**What is asked**
For each line that holds "values", copy the line out.

**Records shown**
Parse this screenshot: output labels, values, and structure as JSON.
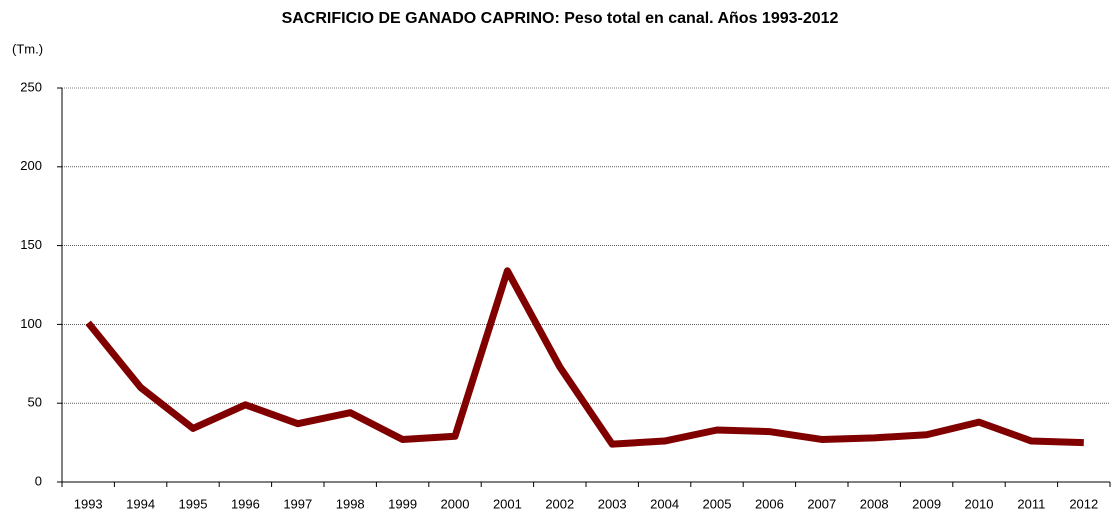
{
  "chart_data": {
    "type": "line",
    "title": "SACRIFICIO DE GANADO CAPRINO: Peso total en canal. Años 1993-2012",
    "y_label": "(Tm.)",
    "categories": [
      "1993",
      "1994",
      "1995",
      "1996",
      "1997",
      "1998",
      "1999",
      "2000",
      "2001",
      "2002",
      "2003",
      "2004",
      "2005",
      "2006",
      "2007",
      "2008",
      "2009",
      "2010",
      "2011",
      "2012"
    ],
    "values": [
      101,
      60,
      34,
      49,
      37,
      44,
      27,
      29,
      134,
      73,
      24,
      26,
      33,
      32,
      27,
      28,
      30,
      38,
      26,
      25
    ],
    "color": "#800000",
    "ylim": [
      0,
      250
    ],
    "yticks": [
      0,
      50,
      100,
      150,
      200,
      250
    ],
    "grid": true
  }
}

**Solution to this exercise**
Parse this screenshot: output labels, values, and structure as JSON.
    "values": [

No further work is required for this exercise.